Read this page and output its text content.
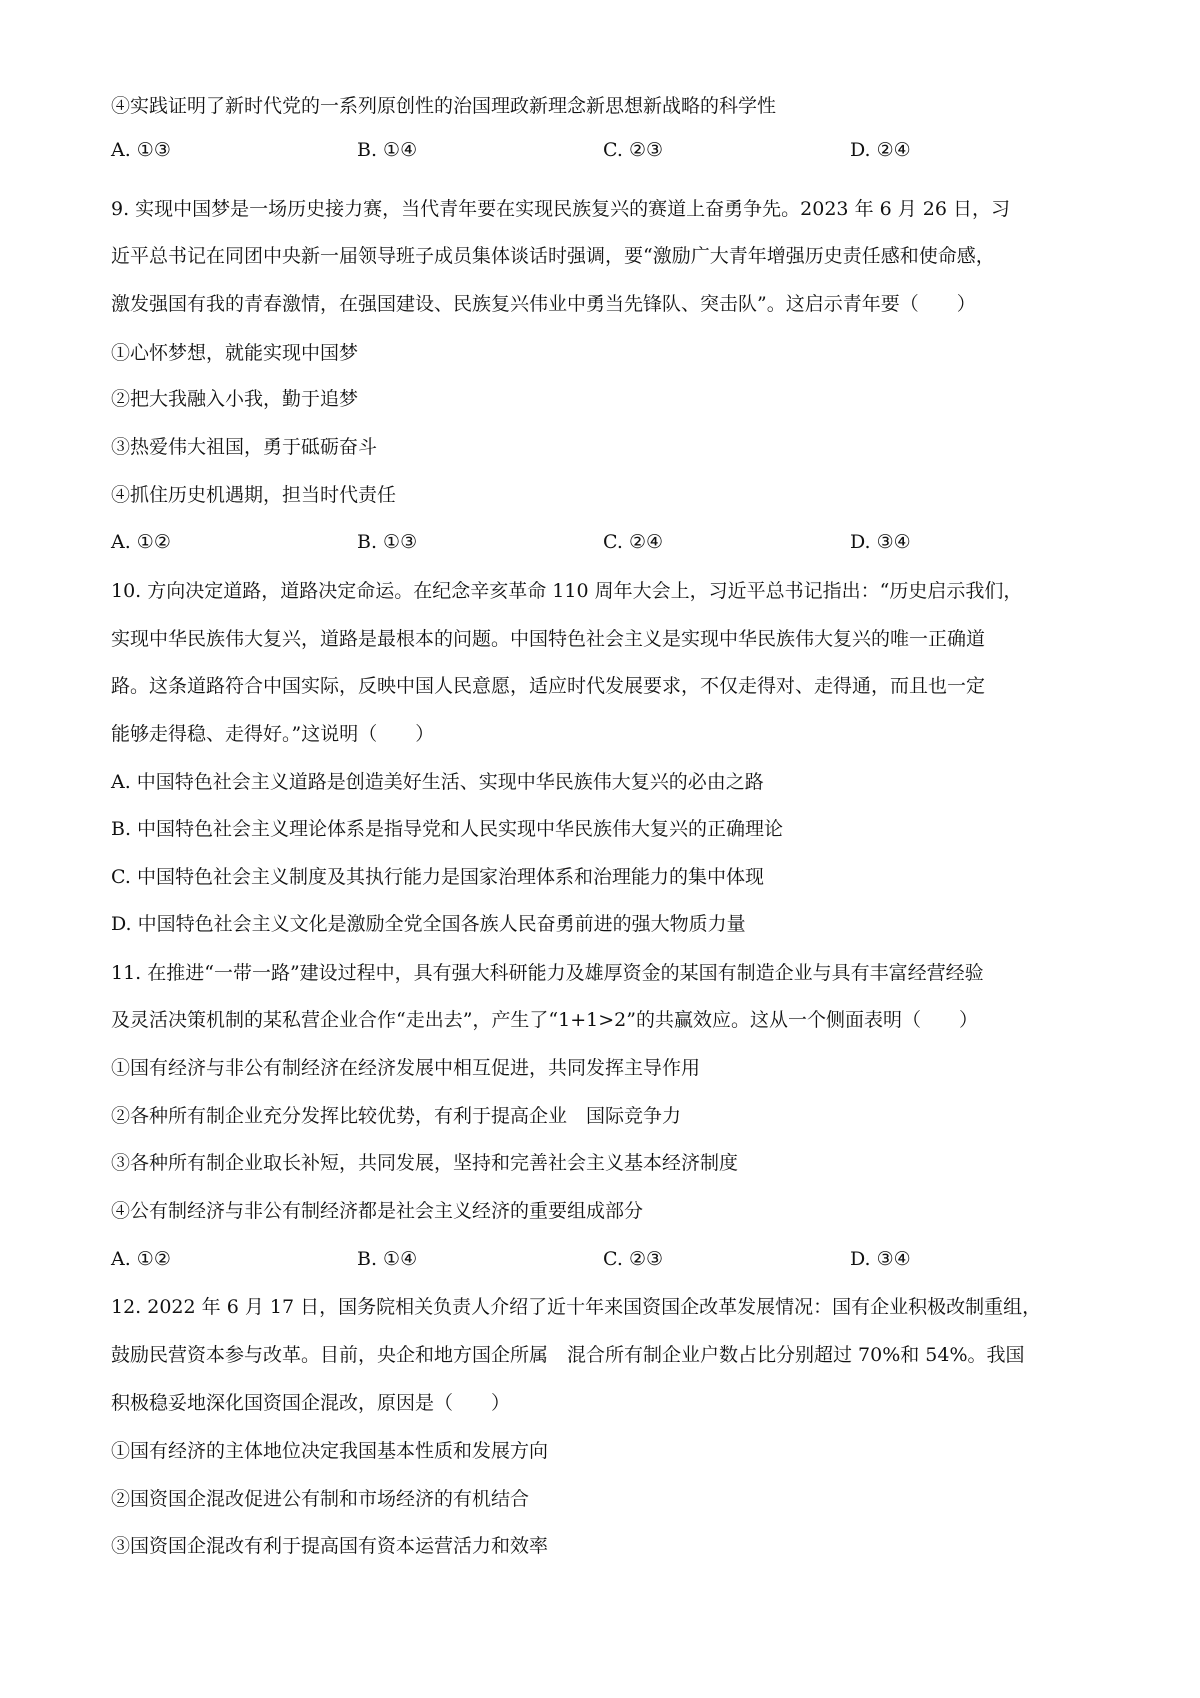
④实践证明了新时代党的一系列原创性的治国理政新理念新思想新战略的科学性
A. ①③	B. ①④	C. ②③	D. ②④
9. 实现中国梦是一场历史接力赛，当代青年要在实现民族复兴的赛道上奋勇争先。2023 年 6 月 26 日，习
近平总书记在同团中央新一届领导班子成员集体谈话时强调，要“激励广大青年增强历史责任感和使命感，
激发强国有我的青春激情，在强国建设、民族复兴伟业中勇当先锋队、突击队”。这启示青年要（　　）
①心怀梦想，就能实现中国梦
②把大我融入小我，勤于追梦
③热爱伟大祖国，勇于砥砺奋斗
④抓住历史机遇期，担当时代责任
A. ①②	B. ①③	C. ②④	D. ③④
10. 方向决定道路，道路决定命运。在纪念辛亥革命 110 周年大会上，习近平总书记指出：“历史启示我们，
实现中华民族伟大复兴，道路是最根本的问题。中国特色社会主义是实现中华民族伟大复兴的唯一正确道
路。这条道路符合中国实际，反映中国人民意愿，适应时代发展要求，不仅走得对、走得通，而且也一定
能够走得稳、走得好。”这说明（　　）
A. 中国特色社会主义道路是创造美好生活、实现中华民族伟大复兴的必由之路
B. 中国特色社会主义理论体系是指导党和人民实现中华民族伟大复兴的正确理论
C. 中国特色社会主义制度及其执行能力是国家治理体系和治理能力的集中体现
D. 中国特色社会主义文化是激励全党全国各族人民奋勇前进的强大物质力量
11. 在推进“一带一路”建设过程中，具有强大科研能力及雄厚资金的某国有制造企业与具有丰富经营经验
及灵活决策机制的某私营企业合作“走出去”，产生了“1+1>2”的共赢效应。这从一个侧面表明（　　）
①国有经济与非公有制经济在经济发展中相互促进，共同发挥主导作用
②各种所有制企业充分发挥比较优势，有利于提高企业　国际竞争力
③各种所有制企业取长补短，共同发展，坚持和完善社会主义基本经济制度
④公有制经济与非公有制经济都是社会主义经济的重要组成部分
A. ①②	B. ①④	C. ②③	D. ③④
12. 2022 年 6 月 17 日，国务院相关负责人介绍了近十年来国资国企改革发展情况：国有企业积极改制重组，
鼓励民营资本参与改革。目前，央企和地方国企所属　混合所有制企业户数占比分别超过 70%和 54%。我国
积极稳妥地深化国资国企混改，原因是（　　）
①国有经济的主体地位决定我国基本性质和发展方向
②国资国企混改促进公有制和市场经济的有机结合
③国资国企混改有利于提高国有资本运营活力和效率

----

- **EXERCISE BRIEF**: Transcribe every entry above exactly. Omit all pictures.

- **RESPONSE BELOW**:
Read this page and output its text content.
④实践证明了新时代党的一系列原创性的治国理政新理念新思想新战略的科学性
A. ①③	B. ①④	C. ②③	D. ②④
9. 实现中国梦是一场历史接力赛，当代青年要在实现民族复兴的赛道上奋勇争先。2023 年 6 月 26 日，习
近平总书记在同团中央新一届领导班子成员集体谈话时强调，要“激励广大青年增强历史责任感和使命感，
激发强国有我的青春激情，在强国建设、民族复兴伟业中勇当先锋队、突击队”。这启示青年要（　　）
①心怀梦想，就能实现中国梦
②把大我融入小我，勤于追梦
③热爱伟大祖国，勇于砥砺奋斗
④抓住历史机遇期，担当时代责任
A. ①②	B. ①③	C. ②④	D. ③④
10. 方向决定道路，道路决定命运。在纪念辛亥革命 110 周年大会上，习近平总书记指出：“历史启示我们，
实现中华民族伟大复兴，道路是最根本的问题。中国特色社会主义是实现中华民族伟大复兴的唯一正确道
路。这条道路符合中国实际，反映中国人民意愿，适应时代发展要求，不仅走得对、走得通，而且也一定
能够走得稳、走得好。”这说明（　　）
A. 中国特色社会主义道路是创造美好生活、实现中华民族伟大复兴的必由之路
B. 中国特色社会主义理论体系是指导党和人民实现中华民族伟大复兴的正确理论
C. 中国特色社会主义制度及其执行能力是国家治理体系和治理能力的集中体现
D. 中国特色社会主义文化是激励全党全国各族人民奋勇前进的强大物质力量
11. 在推进“一带一路”建设过程中，具有强大科研能力及雄厚资金的某国有制造企业与具有丰富经营经验
及灵活决策机制的某私营企业合作“走出去”，产生了“1+1>2”的共赢效应。这从一个侧面表明（　　）
①国有经济与非公有制经济在经济发展中相互促进，共同发挥主导作用
②各种所有制企业充分发挥比较优势，有利于提高企业　国际竞争力
③各种所有制企业取长补短，共同发展，坚持和完善社会主义基本经济制度
④公有制经济与非公有制经济都是社会主义经济的重要组成部分
A. ①②	B. ①④	C. ②③	D. ③④
12. 2022 年 6 月 17 日，国务院相关负责人介绍了近十年来国资国企改革发展情况：国有企业积极改制重组，
鼓励民营资本参与改革。目前，央企和地方国企所属　混合所有制企业户数占比分别超过 70%和 54%。我国
积极稳妥地深化国资国企混改，原因是（　　）
①国有经济的主体地位决定我国基本性质和发展方向
②国资国企混改促进公有制和市场经济的有机结合
③国资国企混改有利于提高国有资本运营活力和效率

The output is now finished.